- _What you need to do_
Could you output each line of the data that follows exactly?

───── Data lines

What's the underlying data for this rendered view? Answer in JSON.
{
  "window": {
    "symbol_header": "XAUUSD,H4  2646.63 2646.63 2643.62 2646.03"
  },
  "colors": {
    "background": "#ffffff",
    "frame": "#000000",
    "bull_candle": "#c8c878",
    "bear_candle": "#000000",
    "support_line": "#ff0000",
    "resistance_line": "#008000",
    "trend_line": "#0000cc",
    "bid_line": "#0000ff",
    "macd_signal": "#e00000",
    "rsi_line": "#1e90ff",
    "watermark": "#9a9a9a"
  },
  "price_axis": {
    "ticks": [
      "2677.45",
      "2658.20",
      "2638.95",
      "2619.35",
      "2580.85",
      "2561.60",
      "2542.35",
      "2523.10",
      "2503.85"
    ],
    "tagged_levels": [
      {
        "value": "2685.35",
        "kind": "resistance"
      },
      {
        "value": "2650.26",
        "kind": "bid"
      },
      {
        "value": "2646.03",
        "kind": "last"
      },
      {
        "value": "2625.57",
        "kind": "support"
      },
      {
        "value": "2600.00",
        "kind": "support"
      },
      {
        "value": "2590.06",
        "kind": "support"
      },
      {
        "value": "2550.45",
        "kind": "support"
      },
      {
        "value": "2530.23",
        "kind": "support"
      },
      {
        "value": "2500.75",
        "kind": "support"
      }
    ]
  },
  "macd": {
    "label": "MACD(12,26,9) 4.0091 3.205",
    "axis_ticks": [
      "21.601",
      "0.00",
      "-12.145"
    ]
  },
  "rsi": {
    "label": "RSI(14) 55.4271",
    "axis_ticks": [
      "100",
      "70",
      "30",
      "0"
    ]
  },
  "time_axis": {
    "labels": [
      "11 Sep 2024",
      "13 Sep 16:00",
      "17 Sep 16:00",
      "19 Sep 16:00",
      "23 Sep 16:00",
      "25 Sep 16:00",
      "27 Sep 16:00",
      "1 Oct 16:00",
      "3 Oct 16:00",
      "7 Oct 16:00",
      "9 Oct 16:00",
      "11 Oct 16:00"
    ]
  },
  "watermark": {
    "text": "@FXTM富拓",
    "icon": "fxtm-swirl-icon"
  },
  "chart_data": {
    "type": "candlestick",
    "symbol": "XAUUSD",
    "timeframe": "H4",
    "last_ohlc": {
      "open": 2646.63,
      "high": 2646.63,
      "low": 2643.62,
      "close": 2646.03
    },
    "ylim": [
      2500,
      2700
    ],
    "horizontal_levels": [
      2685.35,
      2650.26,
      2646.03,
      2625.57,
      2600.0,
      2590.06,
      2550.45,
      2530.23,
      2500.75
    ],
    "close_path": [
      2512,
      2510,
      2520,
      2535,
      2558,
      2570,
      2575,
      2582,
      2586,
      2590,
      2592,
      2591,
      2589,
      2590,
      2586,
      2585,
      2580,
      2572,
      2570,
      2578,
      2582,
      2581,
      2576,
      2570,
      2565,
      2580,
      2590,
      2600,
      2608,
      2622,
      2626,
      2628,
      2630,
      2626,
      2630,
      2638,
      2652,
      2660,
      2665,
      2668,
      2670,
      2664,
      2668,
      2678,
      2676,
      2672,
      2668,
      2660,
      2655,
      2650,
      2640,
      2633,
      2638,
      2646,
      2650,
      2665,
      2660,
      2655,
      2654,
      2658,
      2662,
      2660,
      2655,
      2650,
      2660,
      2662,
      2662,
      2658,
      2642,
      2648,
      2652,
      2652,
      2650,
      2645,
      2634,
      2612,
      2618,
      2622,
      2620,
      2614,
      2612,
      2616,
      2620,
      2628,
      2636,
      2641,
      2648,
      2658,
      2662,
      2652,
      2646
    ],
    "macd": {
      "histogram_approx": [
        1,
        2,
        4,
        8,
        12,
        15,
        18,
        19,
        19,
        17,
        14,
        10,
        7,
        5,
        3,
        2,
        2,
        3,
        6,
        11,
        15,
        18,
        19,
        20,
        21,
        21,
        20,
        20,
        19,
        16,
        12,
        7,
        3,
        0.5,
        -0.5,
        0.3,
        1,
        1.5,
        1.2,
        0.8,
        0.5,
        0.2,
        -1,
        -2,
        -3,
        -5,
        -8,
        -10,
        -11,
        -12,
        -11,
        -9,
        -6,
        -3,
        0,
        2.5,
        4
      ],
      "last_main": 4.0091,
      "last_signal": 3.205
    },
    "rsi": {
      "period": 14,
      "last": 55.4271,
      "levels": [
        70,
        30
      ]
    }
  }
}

──────────

- _Exercise result_
What's the underlying data for this rendered view? Answer in JSON.
{
  "window": {
    "symbol_header": "XAUUSD,H4  2646.63 2646.63 2643.62 2646.03"
  },
  "colors": {
    "background": "#ffffff",
    "frame": "#000000",
    "bull_candle": "#c8c878",
    "bear_candle": "#000000",
    "support_line": "#ff0000",
    "resistance_line": "#008000",
    "trend_line": "#0000cc",
    "bid_line": "#0000ff",
    "macd_signal": "#e00000",
    "rsi_line": "#1e90ff",
    "watermark": "#9a9a9a"
  },
  "price_axis": {
    "ticks": [
      "2677.45",
      "2658.20",
      "2638.95",
      "2619.35",
      "2580.85",
      "2561.60",
      "2542.35",
      "2523.10",
      "2503.85"
    ],
    "tagged_levels": [
      {
        "value": "2685.35",
        "kind": "resistance"
      },
      {
        "value": "2650.26",
        "kind": "bid"
      },
      {
        "value": "2646.03",
        "kind": "last"
      },
      {
        "value": "2625.57",
        "kind": "support"
      },
      {
        "value": "2600.00",
        "kind": "support"
      },
      {
        "value": "2590.06",
        "kind": "support"
      },
      {
        "value": "2550.45",
        "kind": "support"
      },
      {
        "value": "2530.23",
        "kind": "support"
      },
      {
        "value": "2500.75",
        "kind": "support"
      }
    ]
  },
  "macd": {
    "label": "MACD(12,26,9) 4.0091 3.205",
    "axis_ticks": [
      "21.601",
      "0.00",
      "-12.145"
    ]
  },
  "rsi": {
    "label": "RSI(14) 55.4271",
    "axis_ticks": [
      "100",
      "70",
      "30",
      "0"
    ]
  },
  "time_axis": {
    "labels": [
      "11 Sep 2024",
      "13 Sep 16:00",
      "17 Sep 16:00",
      "19 Sep 16:00",
      "23 Sep 16:00",
      "25 Sep 16:00",
      "27 Sep 16:00",
      "1 Oct 16:00",
      "3 Oct 16:00",
      "7 Oct 16:00",
      "9 Oct 16:00",
      "11 Oct 16:00"
    ]
  },
  "watermark": {
    "text": "@FXTM富拓",
    "icon": "fxtm-swirl-icon"
  },
  "chart_data": {
    "type": "candlestick",
    "symbol": "XAUUSD",
    "timeframe": "H4",
    "last_ohlc": {
      "open": 2646.63,
      "high": 2646.63,
      "low": 2643.62,
      "close": 2646.03
    },
    "ylim": [
      2500,
      2700
    ],
    "horizontal_levels": [
      2685.35,
      2650.26,
      2646.03,
      2625.57,
      2600.0,
      2590.06,
      2550.45,
      2530.23,
      2500.75
    ],
    "close_path": [
      2512,
      2510,
      2520,
      2535,
      2558,
      2570,
      2575,
      2582,
      2586,
      2590,
      2592,
      2591,
      2589,
      2590,
      2586,
      2585,
      2580,
      2572,
      2570,
      2578,
      2582,
      2581,
      2576,
      2570,
      2565,
      2580,
      2590,
      2600,
      2608,
      2622,
      2626,
      2628,
      2630,
      2626,
      2630,
      2638,
      2652,
      2660,
      2665,
      2668,
      2670,
      2664,
      2668,
      2678,
      2676,
      2672,
      2668,
      2660,
      2655,
      2650,
      2640,
      2633,
      2638,
      2646,
      2650,
      2665,
      2660,
      2655,
      2654,
      2658,
      2662,
      2660,
      2655,
      2650,
      2660,
      2662,
      2662,
      2658,
      2642,
      2648,
      2652,
      2652,
      2650,
      2645,
      2634,
      2612,
      2618,
      2622,
      2620,
      2614,
      2612,
      2616,
      2620,
      2628,
      2636,
      2641,
      2648,
      2658,
      2662,
      2652,
      2646
    ],
    "macd": {
      "histogram_approx": [
        1,
        2,
        4,
        8,
        12,
        15,
        18,
        19,
        19,
        17,
        14,
        10,
        7,
        5,
        3,
        2,
        2,
        3,
        6,
        11,
        15,
        18,
        19,
        20,
        21,
        21,
        20,
        20,
        19,
        16,
        12,
        7,
        3,
        0.5,
        -0.5,
        0.3,
        1,
        1.5,
        1.2,
        0.8,
        0.5,
        0.2,
        -1,
        -2,
        -3,
        -5,
        -8,
        -10,
        -11,
        -12,
        -11,
        -9,
        -6,
        -3,
        0,
        2.5,
        4
      ],
      "last_main": 4.0091,
      "last_signal": 3.205
    },
    "rsi": {
      "period": 14,
      "last": 55.4271,
      "levels": [
        70,
        30
      ]
    }
  }
}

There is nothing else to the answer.